Dataset items

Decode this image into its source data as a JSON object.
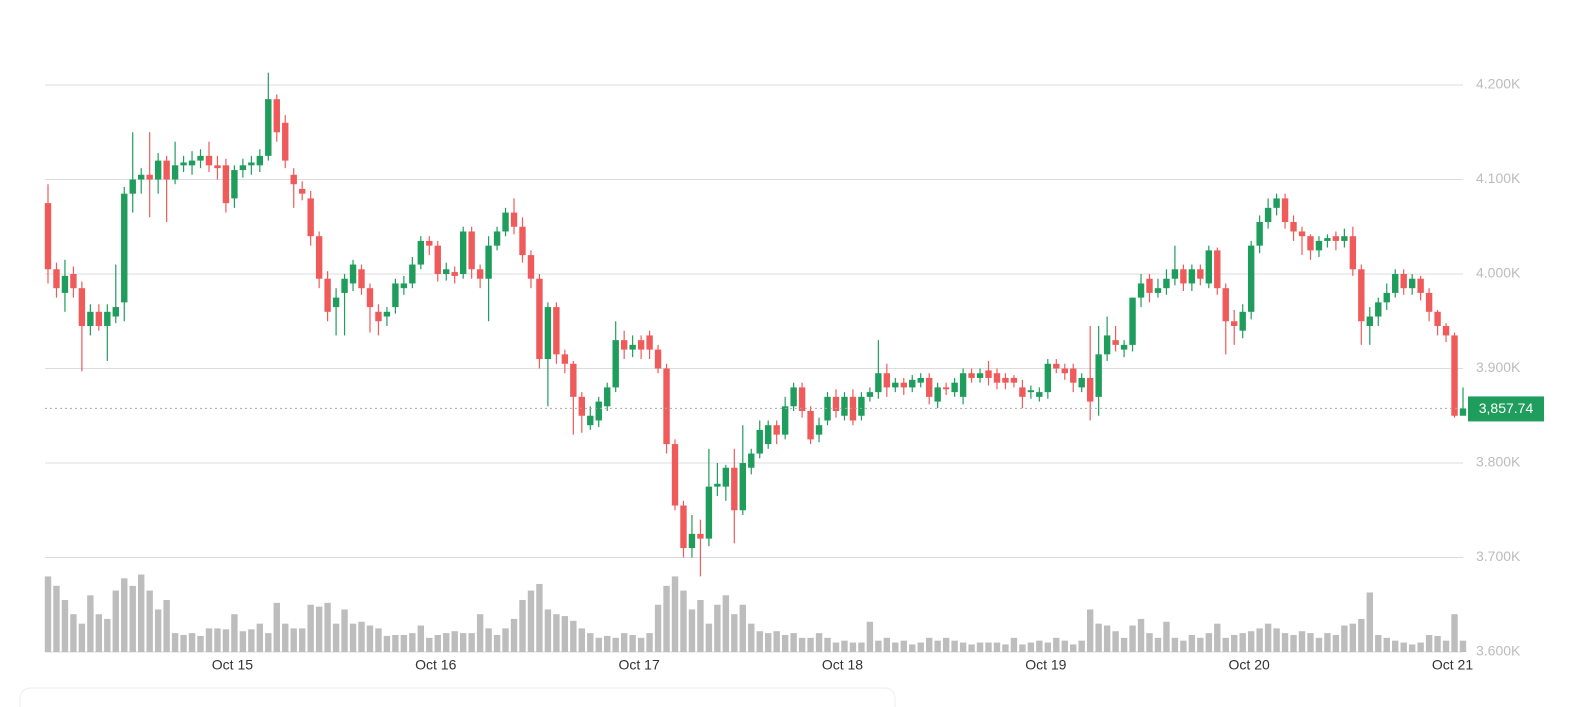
{
  "chart_data": {
    "type": "candlestick",
    "categories": [
      null,
      null,
      null,
      null,
      null,
      null,
      null,
      null,
      null,
      null,
      null,
      null,
      null,
      null,
      null,
      null,
      null,
      null,
      null,
      null,
      null,
      null,
      "Oct 15",
      null,
      null,
      null,
      null,
      null,
      null,
      null,
      null,
      null,
      null,
      null,
      null,
      null,
      null,
      null,
      null,
      null,
      null,
      null,
      null,
      null,
      null,
      null,
      "Oct 16",
      null,
      null,
      null,
      null,
      null,
      null,
      null,
      null,
      null,
      null,
      null,
      null,
      null,
      null,
      null,
      null,
      null,
      null,
      null,
      null,
      null,
      null,
      null,
      "Oct 17",
      null,
      null,
      null,
      null,
      null,
      null,
      null,
      null,
      null,
      null,
      null,
      null,
      null,
      null,
      null,
      null,
      null,
      null,
      null,
      null,
      null,
      null,
      null,
      "Oct 18",
      null,
      null,
      null,
      null,
      null,
      null,
      null,
      null,
      null,
      null,
      null,
      null,
      null,
      null,
      null,
      null,
      null,
      null,
      null,
      null,
      null,
      null,
      null,
      "Oct 19",
      null,
      null,
      null,
      null,
      null,
      null,
      null,
      null,
      null,
      null,
      null,
      null,
      null,
      null,
      null,
      null,
      null,
      null,
      null,
      null,
      null,
      null,
      null,
      "Oct 20",
      null,
      null,
      null,
      null,
      null,
      null,
      null,
      null,
      null,
      null,
      null,
      null,
      null,
      null,
      null,
      null,
      null,
      null,
      null,
      null,
      null,
      null,
      null,
      "Oct 21",
      null
    ],
    "open": [
      4075,
      4005,
      3980,
      4000,
      3985,
      3945,
      3960,
      3945,
      3955,
      3970,
      4085,
      4100,
      4105,
      4100,
      4120,
      4100,
      4115,
      4115,
      4120,
      4125,
      4115,
      4115,
      4080,
      4110,
      4115,
      4115,
      4125,
      4185,
      4160,
      4105,
      4090,
      4080,
      4040,
      3995,
      3965,
      3980,
      3990,
      4005,
      3985,
      3960,
      3955,
      3965,
      3985,
      3990,
      4010,
      4035,
      4030,
      4000,
      4002,
      4000,
      4045,
      4005,
      3995,
      4030,
      4045,
      4065,
      4050,
      4020,
      3995,
      3910,
      3965,
      3915,
      3905,
      3870,
      3840,
      3845,
      3860,
      3880,
      3930,
      3920,
      3930,
      3935,
      3920,
      3900,
      3820,
      3755,
      3710,
      3725,
      3720,
      3775,
      3775,
      3795,
      3750,
      3795,
      3810,
      3820,
      3840,
      3830,
      3860,
      3880,
      3855,
      3830,
      3845,
      3870,
      3850,
      3870,
      3850,
      3870,
      3875,
      3895,
      3880,
      3885,
      3880,
      3885,
      3890,
      3865,
      3880,
      3875,
      3870,
      3895,
      3890,
      3898,
      3895,
      3890,
      3890,
      3880,
      3875,
      3870,
      3875,
      3905,
      3900,
      3900,
      3880,
      3890,
      3870,
      3915,
      3930,
      3920,
      3925,
      3975,
      3995,
      3980,
      3985,
      3995,
      4005,
      3990,
      4005,
      3990,
      4025,
      3985,
      3950,
      3940,
      3960,
      4030,
      4055,
      4070,
      4080,
      4055,
      4045,
      4040,
      4025,
      4035,
      4040,
      4035,
      4040,
      4005,
      3945,
      3955,
      3970,
      3980,
      4000,
      3985,
      3995,
      3980,
      3960,
      3945,
      3935,
      3850
    ],
    "high": [
      4095,
      4012,
      4015,
      4008,
      3992,
      3968,
      3968,
      3968,
      4010,
      4092,
      4150,
      4112,
      4150,
      4128,
      4125,
      4140,
      4125,
      4130,
      4132,
      4140,
      4125,
      4122,
      4115,
      4122,
      4125,
      4132,
      4213,
      4190,
      4168,
      4112,
      4098,
      4088,
      4045,
      4003,
      3985,
      4000,
      4015,
      4010,
      3990,
      3968,
      3965,
      3995,
      3998,
      4018,
      4040,
      4040,
      4035,
      4012,
      4008,
      4050,
      4050,
      4010,
      4040,
      4050,
      4070,
      4080,
      4060,
      4025,
      4000,
      3970,
      3970,
      3920,
      3908,
      3875,
      3860,
      3870,
      3885,
      3950,
      3940,
      3935,
      3935,
      3940,
      3925,
      3905,
      3825,
      3760,
      3745,
      3740,
      3815,
      3800,
      3798,
      3815,
      3840,
      3815,
      3845,
      3845,
      3845,
      3870,
      3885,
      3885,
      3860,
      3848,
      3875,
      3878,
      3875,
      3878,
      3875,
      3880,
      3930,
      3905,
      3890,
      3890,
      3893,
      3895,
      3895,
      3885,
      3885,
      3890,
      3900,
      3900,
      3900,
      3908,
      3900,
      3895,
      3893,
      3888,
      3882,
      3880,
      3910,
      3910,
      3905,
      3905,
      3895,
      3945,
      3945,
      3955,
      3945,
      3930,
      3975,
      4000,
      4000,
      3995,
      4005,
      4030,
      4010,
      4010,
      4010,
      4030,
      4028,
      3990,
      3962,
      3968,
      4035,
      4062,
      4080,
      4085,
      4085,
      4062,
      4050,
      4042,
      4040,
      4042,
      4045,
      4048,
      4050,
      4010,
      3965,
      3975,
      3990,
      4005,
      4005,
      4000,
      3998,
      3985,
      3962,
      3948,
      3938,
      3880
    ],
    "low": [
      3990,
      3975,
      3960,
      3975,
      3897,
      3935,
      3940,
      3908,
      3948,
      3950,
      4065,
      4085,
      4060,
      4085,
      4055,
      4095,
      4108,
      4105,
      4112,
      4108,
      4100,
      4065,
      4070,
      4102,
      4105,
      4108,
      4120,
      4140,
      4112,
      4070,
      4078,
      4030,
      3985,
      3950,
      3935,
      3935,
      3982,
      3978,
      3938,
      3935,
      3945,
      3958,
      3978,
      3985,
      4005,
      4020,
      3992,
      3993,
      3990,
      3995,
      3995,
      3985,
      3950,
      4025,
      4040,
      4042,
      4012,
      3985,
      3900,
      3860,
      3905,
      3895,
      3830,
      3832,
      3835,
      3838,
      3855,
      3875,
      3910,
      3912,
      3910,
      3910,
      3895,
      3810,
      3750,
      3700,
      3700,
      3680,
      3712,
      3765,
      3760,
      3715,
      3745,
      3788,
      3805,
      3815,
      3820,
      3825,
      3855,
      3848,
      3820,
      3822,
      3840,
      3848,
      3845,
      3840,
      3845,
      3865,
      3868,
      3870,
      3875,
      3872,
      3875,
      3880,
      3862,
      3858,
      3872,
      3870,
      3862,
      3885,
      3885,
      3882,
      3878,
      3878,
      3880,
      3858,
      3868,
      3865,
      3868,
      3895,
      3888,
      3875,
      3875,
      3845,
      3850,
      3908,
      3918,
      3912,
      3918,
      3965,
      3970,
      3975,
      3978,
      3988,
      3982,
      3982,
      3988,
      3985,
      3978,
      3915,
      3925,
      3932,
      3952,
      4022,
      4048,
      4062,
      4048,
      4035,
      4020,
      4015,
      4018,
      4028,
      4025,
      4028,
      3998,
      3925,
      3925,
      3945,
      3962,
      3975,
      3978,
      3978,
      3972,
      3950,
      3935,
      3928,
      3848,
      3852
    ],
    "close": [
      4005,
      3985,
      3998,
      3985,
      3945,
      3960,
      3945,
      3960,
      3965,
      4085,
      4100,
      4105,
      4100,
      4120,
      4100,
      4115,
      4118,
      4120,
      4125,
      4115,
      4112,
      4075,
      4110,
      4115,
      4118,
      4125,
      4185,
      4150,
      4120,
      4095,
      4085,
      4040,
      3995,
      3960,
      3975,
      3995,
      4010,
      3985,
      3965,
      3950,
      3960,
      3990,
      3990,
      4010,
      4035,
      4030,
      4000,
      4005,
      3998,
      4045,
      4005,
      3995,
      4030,
      4045,
      4065,
      4050,
      4020,
      3995,
      3910,
      3965,
      3915,
      3905,
      3870,
      3850,
      3850,
      3865,
      3880,
      3930,
      3920,
      3925,
      3920,
      3920,
      3900,
      3820,
      3755,
      3710,
      3725,
      3720,
      3775,
      3778,
      3795,
      3750,
      3800,
      3810,
      3835,
      3840,
      3830,
      3860,
      3880,
      3855,
      3825,
      3840,
      3870,
      3855,
      3870,
      3845,
      3870,
      3875,
      3895,
      3880,
      3885,
      3880,
      3888,
      3890,
      3870,
      3880,
      3878,
      3885,
      3895,
      3890,
      3895,
      3890,
      3885,
      3885,
      3885,
      3870,
      3877,
      3875,
      3905,
      3900,
      3895,
      3885,
      3890,
      3865,
      3915,
      3935,
      3925,
      3925,
      3975,
      3990,
      3980,
      3985,
      3995,
      4005,
      3990,
      4005,
      3995,
      4025,
      3985,
      3950,
      3945,
      3960,
      4030,
      4055,
      4070,
      4080,
      4055,
      4045,
      4040,
      4025,
      4035,
      4038,
      4035,
      4040,
      4005,
      3950,
      3955,
      3970,
      3980,
      4000,
      3985,
      3995,
      3980,
      3960,
      3945,
      3935,
      3850,
      3857.74
    ],
    "volume": [
      80,
      70,
      55,
      40,
      30,
      60,
      40,
      35,
      65,
      78,
      70,
      82,
      65,
      45,
      55,
      20,
      18,
      20,
      17,
      25,
      25,
      24,
      40,
      22,
      24,
      30,
      20,
      52,
      30,
      25,
      25,
      50,
      48,
      52,
      30,
      45,
      30,
      32,
      28,
      25,
      17,
      18,
      18,
      20,
      28,
      15,
      18,
      20,
      22,
      20,
      20,
      40,
      25,
      18,
      25,
      35,
      55,
      65,
      72,
      45,
      40,
      38,
      33,
      25,
      20,
      15,
      17,
      15,
      20,
      18,
      15,
      20,
      50,
      70,
      80,
      65,
      45,
      55,
      30,
      50,
      60,
      40,
      50,
      30,
      22,
      20,
      22,
      18,
      20,
      15,
      15,
      20,
      15,
      10,
      12,
      10,
      10,
      32,
      12,
      15,
      10,
      12,
      8,
      10,
      15,
      12,
      15,
      12,
      10,
      8,
      10,
      10,
      10,
      8,
      15,
      8,
      10,
      12,
      10,
      15,
      12,
      8,
      12,
      45,
      30,
      28,
      22,
      15,
      28,
      35,
      20,
      15,
      32,
      15,
      12,
      18,
      15,
      20,
      30,
      15,
      18,
      20,
      22,
      25,
      30,
      25,
      20,
      18,
      22,
      20,
      15,
      20,
      18,
      28,
      30,
      35,
      63,
      18,
      15,
      12,
      10,
      8,
      10,
      18,
      17,
      12,
      40,
      12
    ],
    "up_color": "#1f9d5c",
    "down_color": "#ef5b5b",
    "volume_color": "#bdbdbd",
    "ylim": [
      3600,
      4200
    ],
    "yticks": [
      {
        "value": 3600,
        "label": "3.600K"
      },
      {
        "value": 3700,
        "label": "3.700K"
      },
      {
        "value": 3800,
        "label": "3.800K"
      },
      {
        "value": 3900,
        "label": "3.900K"
      },
      {
        "value": 4000,
        "label": "4.000K"
      },
      {
        "value": 4100,
        "label": "4.100K"
      },
      {
        "value": 4200,
        "label": "4.200K"
      }
    ],
    "y2lim": [
      0,
      600
    ],
    "grid": true,
    "last_price": 3857.74,
    "last_price_label": "3,857.74"
  }
}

__WORK INSTRUCTIONS__.
Count each line above in which the string "value" appears, then state only the total.

__RESULT__.
7